■ Supplied information:
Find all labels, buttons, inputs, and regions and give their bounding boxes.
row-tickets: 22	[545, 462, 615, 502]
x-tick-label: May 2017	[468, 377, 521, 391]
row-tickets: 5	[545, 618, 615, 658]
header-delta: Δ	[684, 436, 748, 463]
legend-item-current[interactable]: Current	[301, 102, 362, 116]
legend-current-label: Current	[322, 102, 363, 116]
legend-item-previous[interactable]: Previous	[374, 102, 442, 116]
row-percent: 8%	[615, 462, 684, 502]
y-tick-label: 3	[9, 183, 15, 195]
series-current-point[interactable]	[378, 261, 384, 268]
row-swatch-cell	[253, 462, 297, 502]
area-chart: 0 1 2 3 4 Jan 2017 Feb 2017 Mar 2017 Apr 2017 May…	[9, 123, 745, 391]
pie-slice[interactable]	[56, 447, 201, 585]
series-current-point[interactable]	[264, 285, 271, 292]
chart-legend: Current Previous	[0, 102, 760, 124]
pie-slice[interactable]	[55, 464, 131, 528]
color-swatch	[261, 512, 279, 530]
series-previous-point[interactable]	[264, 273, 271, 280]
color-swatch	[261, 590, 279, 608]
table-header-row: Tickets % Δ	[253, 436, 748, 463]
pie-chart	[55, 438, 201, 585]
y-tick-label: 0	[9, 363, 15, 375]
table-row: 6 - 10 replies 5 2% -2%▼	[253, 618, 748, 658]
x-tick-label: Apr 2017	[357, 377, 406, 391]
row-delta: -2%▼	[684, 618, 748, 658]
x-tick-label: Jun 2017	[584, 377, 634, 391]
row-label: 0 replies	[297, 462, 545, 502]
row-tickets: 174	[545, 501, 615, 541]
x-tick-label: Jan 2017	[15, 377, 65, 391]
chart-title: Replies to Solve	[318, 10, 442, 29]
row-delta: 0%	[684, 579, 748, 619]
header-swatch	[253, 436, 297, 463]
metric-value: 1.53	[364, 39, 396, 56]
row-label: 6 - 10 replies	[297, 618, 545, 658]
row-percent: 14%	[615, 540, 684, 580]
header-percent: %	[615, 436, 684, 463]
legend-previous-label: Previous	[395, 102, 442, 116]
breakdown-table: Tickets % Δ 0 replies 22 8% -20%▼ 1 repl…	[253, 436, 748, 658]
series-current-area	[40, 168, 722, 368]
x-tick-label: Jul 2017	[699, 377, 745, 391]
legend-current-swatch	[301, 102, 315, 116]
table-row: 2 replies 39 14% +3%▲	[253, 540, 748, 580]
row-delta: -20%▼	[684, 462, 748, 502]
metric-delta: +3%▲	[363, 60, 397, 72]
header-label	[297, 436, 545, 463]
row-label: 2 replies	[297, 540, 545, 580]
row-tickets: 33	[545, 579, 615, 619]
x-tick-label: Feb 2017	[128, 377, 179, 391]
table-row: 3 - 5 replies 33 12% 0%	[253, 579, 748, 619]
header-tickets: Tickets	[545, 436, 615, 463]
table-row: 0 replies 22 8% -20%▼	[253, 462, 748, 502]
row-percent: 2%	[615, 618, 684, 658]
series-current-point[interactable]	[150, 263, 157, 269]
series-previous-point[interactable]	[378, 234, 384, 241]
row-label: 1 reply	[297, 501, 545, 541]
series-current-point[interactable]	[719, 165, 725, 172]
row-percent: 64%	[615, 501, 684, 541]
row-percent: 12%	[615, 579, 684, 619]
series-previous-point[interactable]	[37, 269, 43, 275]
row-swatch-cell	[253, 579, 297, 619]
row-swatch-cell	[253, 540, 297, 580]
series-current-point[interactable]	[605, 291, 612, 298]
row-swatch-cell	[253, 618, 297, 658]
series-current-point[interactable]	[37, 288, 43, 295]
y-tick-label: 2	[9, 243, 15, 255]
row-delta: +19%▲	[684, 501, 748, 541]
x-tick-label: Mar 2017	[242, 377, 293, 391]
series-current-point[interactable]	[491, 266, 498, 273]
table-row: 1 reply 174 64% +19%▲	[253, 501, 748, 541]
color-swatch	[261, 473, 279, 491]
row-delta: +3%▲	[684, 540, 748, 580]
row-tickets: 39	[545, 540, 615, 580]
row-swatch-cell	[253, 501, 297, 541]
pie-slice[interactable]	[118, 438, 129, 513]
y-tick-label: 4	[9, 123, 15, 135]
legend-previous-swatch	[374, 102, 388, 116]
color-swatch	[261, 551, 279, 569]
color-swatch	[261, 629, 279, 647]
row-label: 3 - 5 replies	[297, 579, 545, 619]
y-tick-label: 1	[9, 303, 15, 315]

■ Stated task: Starting with the first of the rows above and stopping after the line containing "462, 297, 502]", rewrite those lines as a Markdown table with the columns No. and Line, one numbered line per table row. Leave out any blank lines.

■ Full solution:
| No. | Line |
|---|---|
| 1 | Find all labels, buttons, inputs, and regions and give their bounding boxes. |
| 2 | row-tickets: 22	[545, 462, 615, 502] |
| 3 | x-tick-label: May 2017	[468, 377, 521, 391] |
| 4 | row-tickets: 5	[545, 618, 615, 658] |
| 5 | header-delta: Δ	[684, 436, 748, 463] |
| 6 | legend-item-current[interactable]: Current	[301, 102, 362, 116] |
| 7 | legend-current-label: Current	[322, 102, 363, 116] |
| 8 | legend-item-previous[interactable]: Previous	[374, 102, 442, 116] |
| 9 | row-percent: 8%	[615, 462, 684, 502] |
| 10 | y-tick-label: 3	[9, 183, 15, 195] |
| 11 | series-current-point[interactable]	[378, 261, 384, 268] |
| 12 | row-swatch-cell	[253, 462, 297, 502] |